• **Records for the exercise**
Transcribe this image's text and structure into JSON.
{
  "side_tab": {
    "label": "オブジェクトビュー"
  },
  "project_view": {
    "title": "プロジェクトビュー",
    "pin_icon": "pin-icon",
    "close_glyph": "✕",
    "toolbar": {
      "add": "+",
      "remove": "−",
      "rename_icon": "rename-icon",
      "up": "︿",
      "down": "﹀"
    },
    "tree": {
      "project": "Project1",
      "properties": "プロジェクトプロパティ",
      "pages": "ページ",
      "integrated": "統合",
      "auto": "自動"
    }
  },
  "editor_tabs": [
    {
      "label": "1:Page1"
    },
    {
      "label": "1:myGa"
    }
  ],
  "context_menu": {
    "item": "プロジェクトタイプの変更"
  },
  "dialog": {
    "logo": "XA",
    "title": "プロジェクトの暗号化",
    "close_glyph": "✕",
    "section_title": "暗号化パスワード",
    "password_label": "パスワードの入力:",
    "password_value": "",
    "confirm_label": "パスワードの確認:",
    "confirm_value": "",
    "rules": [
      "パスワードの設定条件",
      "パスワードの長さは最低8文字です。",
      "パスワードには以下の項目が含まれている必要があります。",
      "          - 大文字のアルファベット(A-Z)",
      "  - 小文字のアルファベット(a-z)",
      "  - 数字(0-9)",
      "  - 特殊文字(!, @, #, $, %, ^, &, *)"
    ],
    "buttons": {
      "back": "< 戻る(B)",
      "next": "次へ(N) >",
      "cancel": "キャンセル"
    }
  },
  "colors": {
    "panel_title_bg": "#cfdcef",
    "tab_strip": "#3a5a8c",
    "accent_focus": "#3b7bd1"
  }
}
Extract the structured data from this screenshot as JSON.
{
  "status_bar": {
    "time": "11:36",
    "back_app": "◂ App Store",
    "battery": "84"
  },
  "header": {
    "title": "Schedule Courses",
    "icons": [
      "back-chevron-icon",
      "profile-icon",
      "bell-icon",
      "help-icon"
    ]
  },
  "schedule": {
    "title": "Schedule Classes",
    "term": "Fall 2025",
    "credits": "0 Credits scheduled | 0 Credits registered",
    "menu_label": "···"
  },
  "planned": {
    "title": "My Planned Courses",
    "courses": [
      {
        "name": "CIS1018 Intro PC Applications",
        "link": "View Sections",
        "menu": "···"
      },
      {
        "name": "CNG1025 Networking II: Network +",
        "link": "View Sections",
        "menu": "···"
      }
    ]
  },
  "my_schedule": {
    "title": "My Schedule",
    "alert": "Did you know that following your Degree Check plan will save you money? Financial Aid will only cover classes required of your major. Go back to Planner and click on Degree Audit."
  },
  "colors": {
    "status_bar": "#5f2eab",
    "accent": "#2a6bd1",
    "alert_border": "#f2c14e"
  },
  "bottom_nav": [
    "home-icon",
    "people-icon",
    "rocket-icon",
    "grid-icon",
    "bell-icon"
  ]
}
---
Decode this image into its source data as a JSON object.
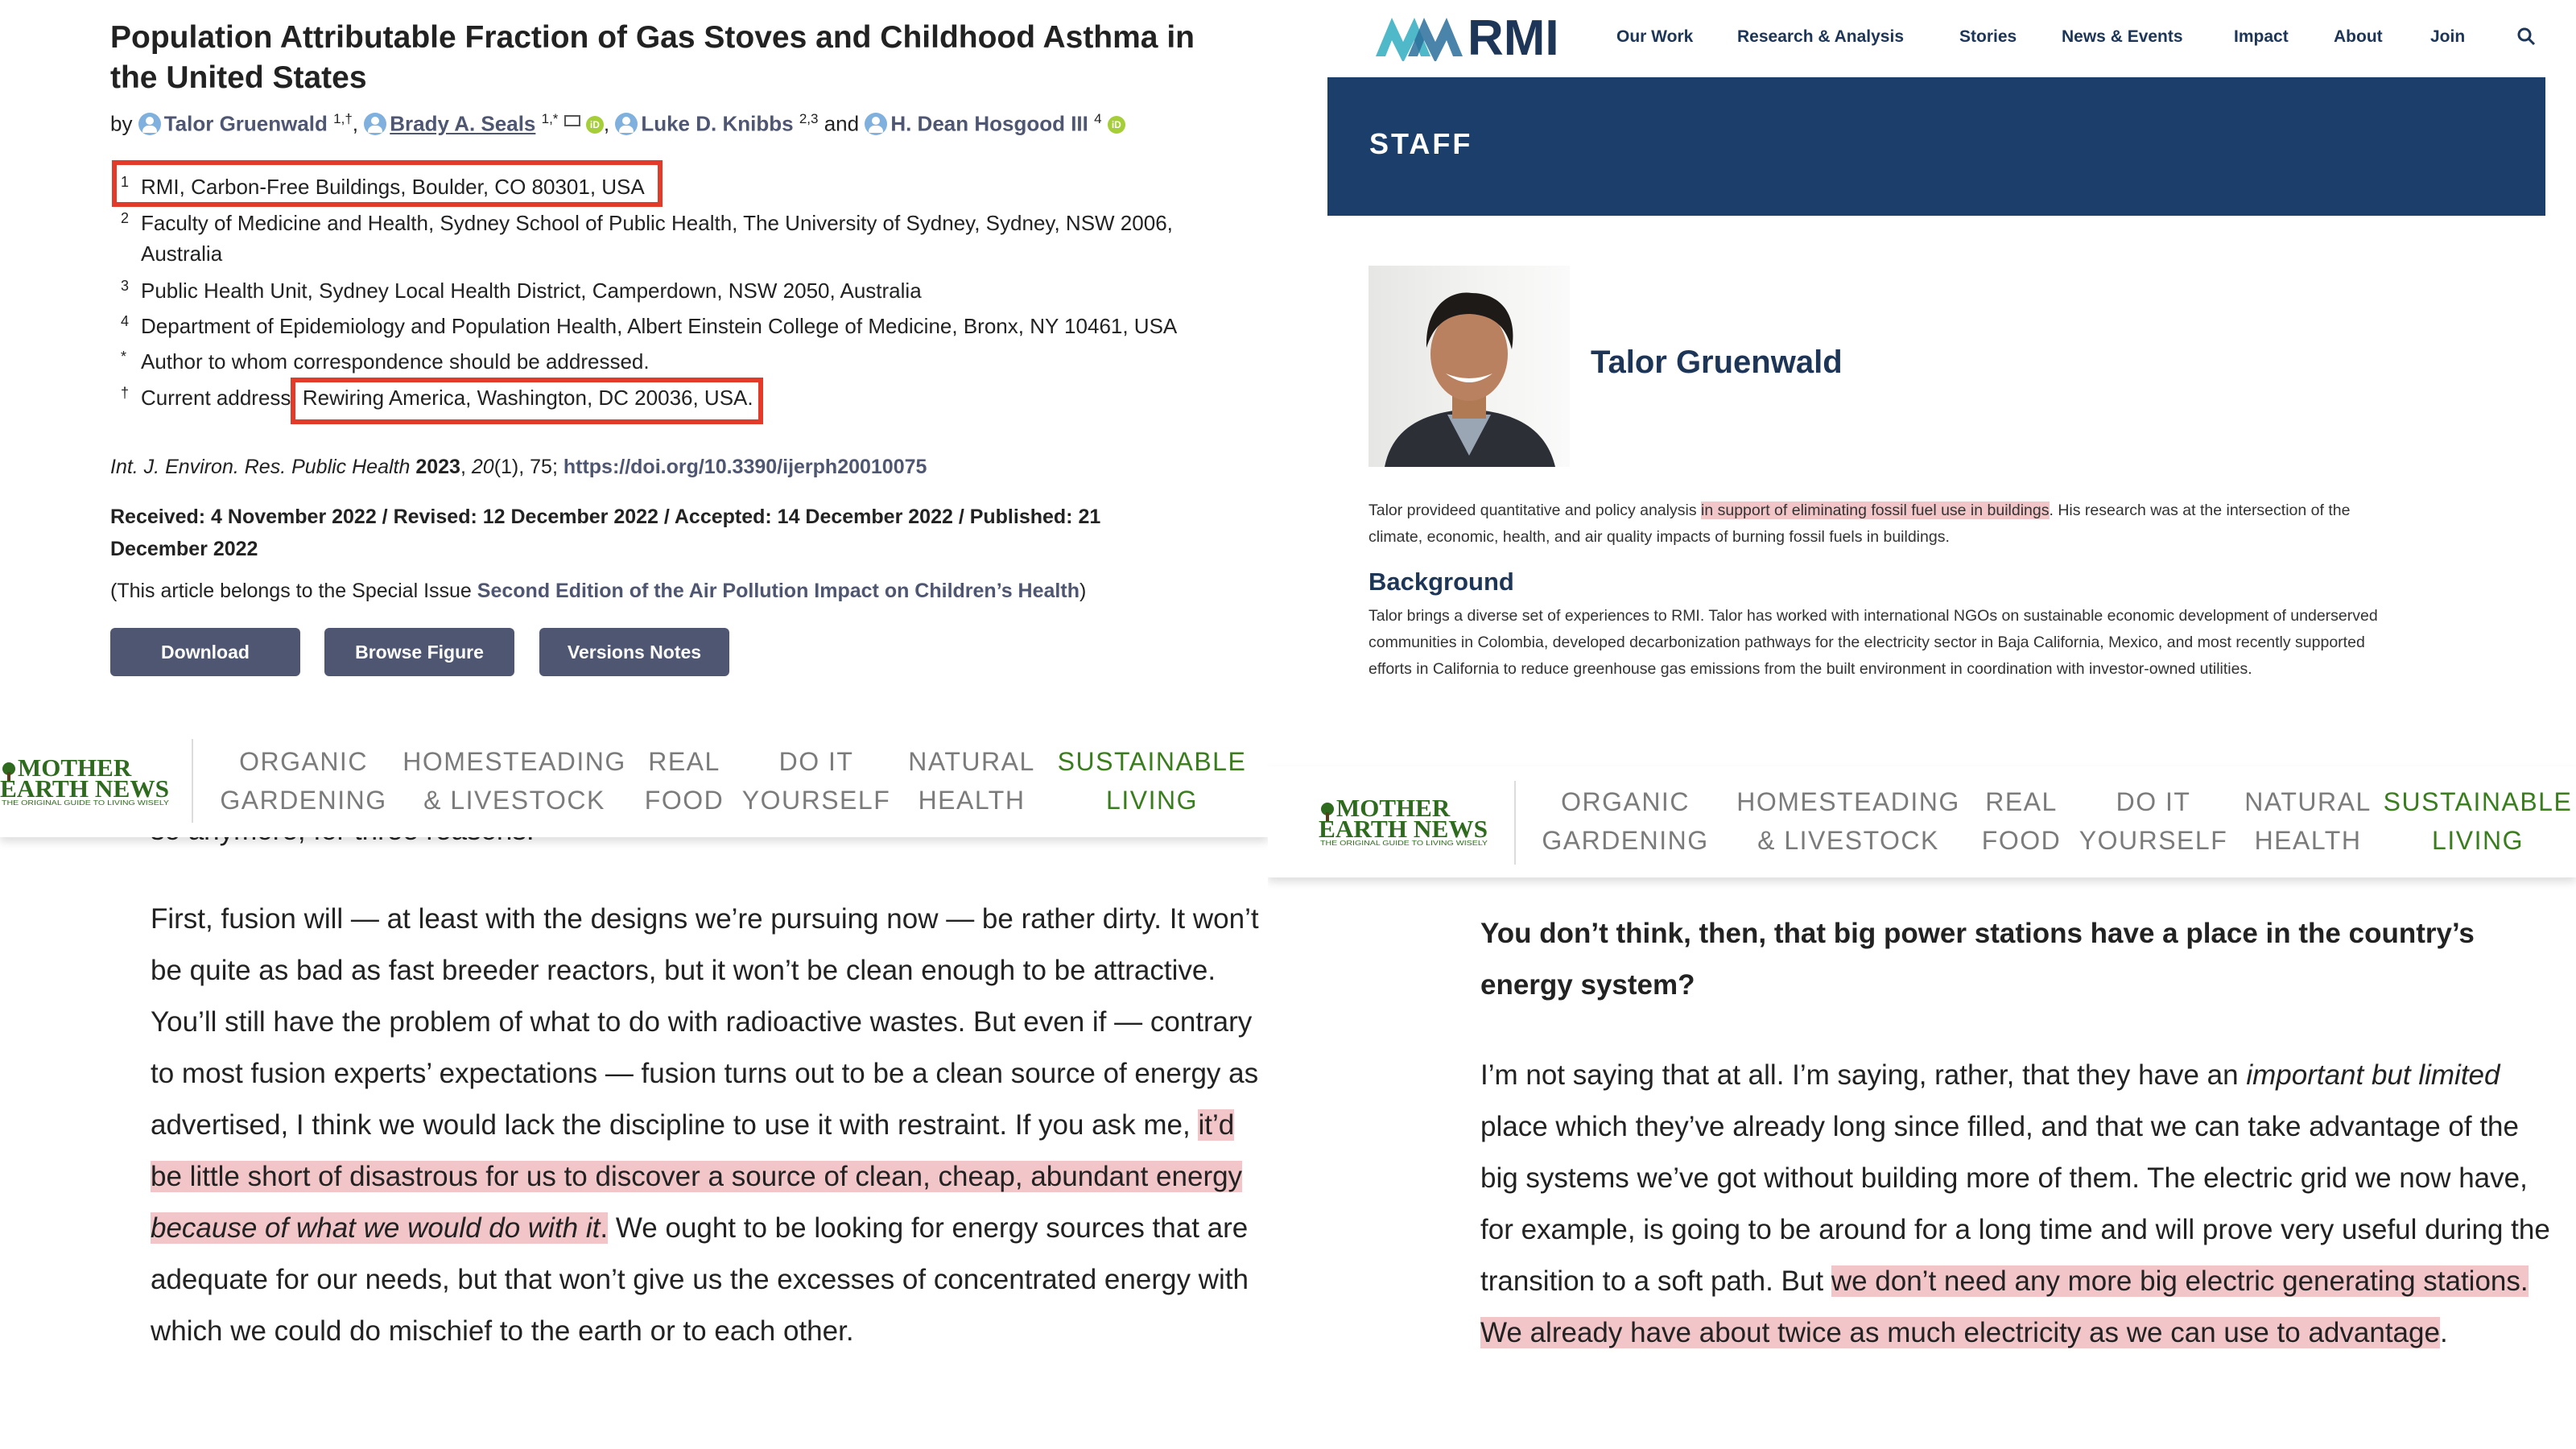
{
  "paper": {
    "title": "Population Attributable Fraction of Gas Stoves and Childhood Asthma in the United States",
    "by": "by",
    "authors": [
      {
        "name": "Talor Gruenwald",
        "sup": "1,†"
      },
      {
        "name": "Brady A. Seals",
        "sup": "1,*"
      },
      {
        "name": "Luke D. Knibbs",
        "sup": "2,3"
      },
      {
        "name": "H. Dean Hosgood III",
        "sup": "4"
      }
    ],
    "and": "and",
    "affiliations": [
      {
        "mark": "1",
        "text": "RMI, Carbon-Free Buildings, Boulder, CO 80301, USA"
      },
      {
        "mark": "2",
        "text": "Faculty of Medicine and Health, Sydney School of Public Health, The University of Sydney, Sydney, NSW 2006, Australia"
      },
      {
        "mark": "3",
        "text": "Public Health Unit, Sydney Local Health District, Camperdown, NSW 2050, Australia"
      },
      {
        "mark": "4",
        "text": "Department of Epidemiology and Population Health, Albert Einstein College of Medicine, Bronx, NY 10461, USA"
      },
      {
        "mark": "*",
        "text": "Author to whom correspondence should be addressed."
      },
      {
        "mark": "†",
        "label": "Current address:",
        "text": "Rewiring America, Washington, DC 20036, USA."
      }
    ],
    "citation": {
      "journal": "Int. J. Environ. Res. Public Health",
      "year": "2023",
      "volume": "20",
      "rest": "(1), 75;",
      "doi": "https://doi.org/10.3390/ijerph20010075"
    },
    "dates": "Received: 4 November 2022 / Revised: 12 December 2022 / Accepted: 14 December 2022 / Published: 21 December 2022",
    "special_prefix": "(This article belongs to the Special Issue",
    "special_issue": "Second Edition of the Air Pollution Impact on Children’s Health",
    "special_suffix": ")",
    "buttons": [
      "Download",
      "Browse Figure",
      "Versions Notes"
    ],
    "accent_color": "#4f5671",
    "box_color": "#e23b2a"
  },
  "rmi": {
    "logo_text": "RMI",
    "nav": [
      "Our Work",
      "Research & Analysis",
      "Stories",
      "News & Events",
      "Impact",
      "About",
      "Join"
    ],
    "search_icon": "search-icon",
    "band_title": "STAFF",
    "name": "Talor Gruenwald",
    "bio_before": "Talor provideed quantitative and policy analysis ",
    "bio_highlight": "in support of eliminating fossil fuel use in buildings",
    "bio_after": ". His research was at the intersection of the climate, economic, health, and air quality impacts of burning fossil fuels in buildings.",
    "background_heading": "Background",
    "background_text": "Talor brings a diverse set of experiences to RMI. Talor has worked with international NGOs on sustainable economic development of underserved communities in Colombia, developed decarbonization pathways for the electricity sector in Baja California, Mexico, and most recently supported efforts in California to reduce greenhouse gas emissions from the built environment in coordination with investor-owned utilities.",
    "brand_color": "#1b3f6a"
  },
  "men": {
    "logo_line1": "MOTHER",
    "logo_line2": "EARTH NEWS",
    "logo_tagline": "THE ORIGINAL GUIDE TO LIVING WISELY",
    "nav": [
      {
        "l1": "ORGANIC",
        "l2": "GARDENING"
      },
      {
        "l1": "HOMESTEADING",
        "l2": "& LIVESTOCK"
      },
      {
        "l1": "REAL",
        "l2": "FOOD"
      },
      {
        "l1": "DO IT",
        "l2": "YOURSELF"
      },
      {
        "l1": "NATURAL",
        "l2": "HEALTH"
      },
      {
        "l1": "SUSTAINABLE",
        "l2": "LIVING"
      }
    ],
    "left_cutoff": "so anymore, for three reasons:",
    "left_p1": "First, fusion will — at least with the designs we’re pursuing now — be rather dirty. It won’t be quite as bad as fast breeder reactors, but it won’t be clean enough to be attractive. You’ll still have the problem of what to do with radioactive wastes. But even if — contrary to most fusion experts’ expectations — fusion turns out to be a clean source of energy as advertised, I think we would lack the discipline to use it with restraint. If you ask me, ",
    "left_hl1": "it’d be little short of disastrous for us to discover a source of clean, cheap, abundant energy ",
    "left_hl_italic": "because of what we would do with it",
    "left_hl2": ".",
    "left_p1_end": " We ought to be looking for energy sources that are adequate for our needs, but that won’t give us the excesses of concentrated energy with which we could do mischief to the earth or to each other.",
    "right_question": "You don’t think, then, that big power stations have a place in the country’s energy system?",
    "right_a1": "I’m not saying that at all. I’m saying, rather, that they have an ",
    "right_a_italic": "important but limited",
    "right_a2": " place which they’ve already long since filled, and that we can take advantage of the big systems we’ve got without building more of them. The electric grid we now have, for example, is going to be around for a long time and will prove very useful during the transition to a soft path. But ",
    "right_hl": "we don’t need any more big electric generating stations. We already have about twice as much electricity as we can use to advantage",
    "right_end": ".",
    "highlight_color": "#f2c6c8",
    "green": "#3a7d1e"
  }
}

• **Set exercise**
Reproduce each line of the material containing the word "already".

• **Reply**
    "right_a2": " place which they’ve already long since filled, and that we can take advantage of the big systems we’ve got without building more of them. The electric grid we now have, for example, is going to be around for a long time and will prove very useful during the transition to a soft path. But ",
    "right_hl": "we don’t need any more big electric generating stations. We already have about twice as much electricity as we can use to advantage",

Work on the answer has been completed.